▶ [Instruction]: Copy the lines below verbatim, but only from the line containing "Extract all readable text from this page." through the end of the data.
────────────────────────────────────────
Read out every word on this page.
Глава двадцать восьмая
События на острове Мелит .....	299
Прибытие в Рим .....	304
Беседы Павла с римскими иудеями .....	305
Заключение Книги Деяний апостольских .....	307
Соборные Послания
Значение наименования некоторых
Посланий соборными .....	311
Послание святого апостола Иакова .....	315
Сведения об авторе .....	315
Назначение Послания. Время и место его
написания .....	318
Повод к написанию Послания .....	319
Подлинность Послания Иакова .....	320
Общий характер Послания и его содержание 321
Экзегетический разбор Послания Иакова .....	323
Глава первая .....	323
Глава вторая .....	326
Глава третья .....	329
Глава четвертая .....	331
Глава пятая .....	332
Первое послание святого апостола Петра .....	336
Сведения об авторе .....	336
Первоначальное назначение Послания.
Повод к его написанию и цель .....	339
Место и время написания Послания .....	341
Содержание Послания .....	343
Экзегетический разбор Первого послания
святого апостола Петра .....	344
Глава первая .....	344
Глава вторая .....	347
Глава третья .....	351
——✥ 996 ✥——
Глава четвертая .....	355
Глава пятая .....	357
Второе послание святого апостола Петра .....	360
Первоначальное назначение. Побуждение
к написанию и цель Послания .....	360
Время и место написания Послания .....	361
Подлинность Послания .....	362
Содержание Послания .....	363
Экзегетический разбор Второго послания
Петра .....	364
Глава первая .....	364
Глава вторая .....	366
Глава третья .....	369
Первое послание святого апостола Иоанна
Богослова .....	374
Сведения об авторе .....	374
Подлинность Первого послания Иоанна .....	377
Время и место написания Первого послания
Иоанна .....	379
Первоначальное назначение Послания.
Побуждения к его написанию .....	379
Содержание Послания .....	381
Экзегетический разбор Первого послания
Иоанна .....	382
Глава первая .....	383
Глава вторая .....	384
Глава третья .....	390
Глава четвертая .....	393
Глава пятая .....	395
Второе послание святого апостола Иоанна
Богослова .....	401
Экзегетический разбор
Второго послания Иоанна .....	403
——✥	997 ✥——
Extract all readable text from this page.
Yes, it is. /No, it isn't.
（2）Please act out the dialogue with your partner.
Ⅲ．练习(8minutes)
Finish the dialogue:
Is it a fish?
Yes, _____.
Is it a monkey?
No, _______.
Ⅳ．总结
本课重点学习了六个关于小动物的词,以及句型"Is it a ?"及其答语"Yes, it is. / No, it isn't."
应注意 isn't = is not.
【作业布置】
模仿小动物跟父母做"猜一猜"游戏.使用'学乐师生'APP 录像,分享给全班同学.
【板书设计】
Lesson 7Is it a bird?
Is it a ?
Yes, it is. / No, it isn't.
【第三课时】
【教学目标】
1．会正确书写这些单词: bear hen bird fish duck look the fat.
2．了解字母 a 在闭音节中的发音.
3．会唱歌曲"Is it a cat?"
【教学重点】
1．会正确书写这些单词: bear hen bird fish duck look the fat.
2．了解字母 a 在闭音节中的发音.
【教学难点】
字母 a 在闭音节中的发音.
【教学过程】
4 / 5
────────────────────────────────────────
▶ [Final answer]:
Extract all readable text from this page.
Yes, it is. /No, it isn't.
（2）Please act out the dialogue with your partner.
Ⅲ．练习(8minutes)
Finish the dialogue:
Is it a fish?
Yes, _____.
Is it a monkey?
No, _______.
Ⅳ．总结
本课重点学习了六个关于小动物的词,以及句型"Is it a ?"及其答语"Yes, it is. / No, it isn't."
应注意 isn't = is not.
【作业布置】
模仿小动物跟父母做"猜一猜"游戏.使用'学乐师生'APP 录像,分享给全班同学.
【板书设计】
Lesson 7Is it a bird?
Is it a ?
Yes, it is. / No, it isn't.
【第三课时】
【教学目标】
1．会正确书写这些单词: bear hen bird fish duck look the fat.
2．了解字母 a 在闭音节中的发音.
3．会唱歌曲"Is it a cat?"
【教学重点】
1．会正确书写这些单词: bear hen bird fish duck look the fat.
2．了解字母 a 在闭音节中的发音.
【教学难点】
字母 a 在闭音节中的发音.
【教学过程】
4 / 5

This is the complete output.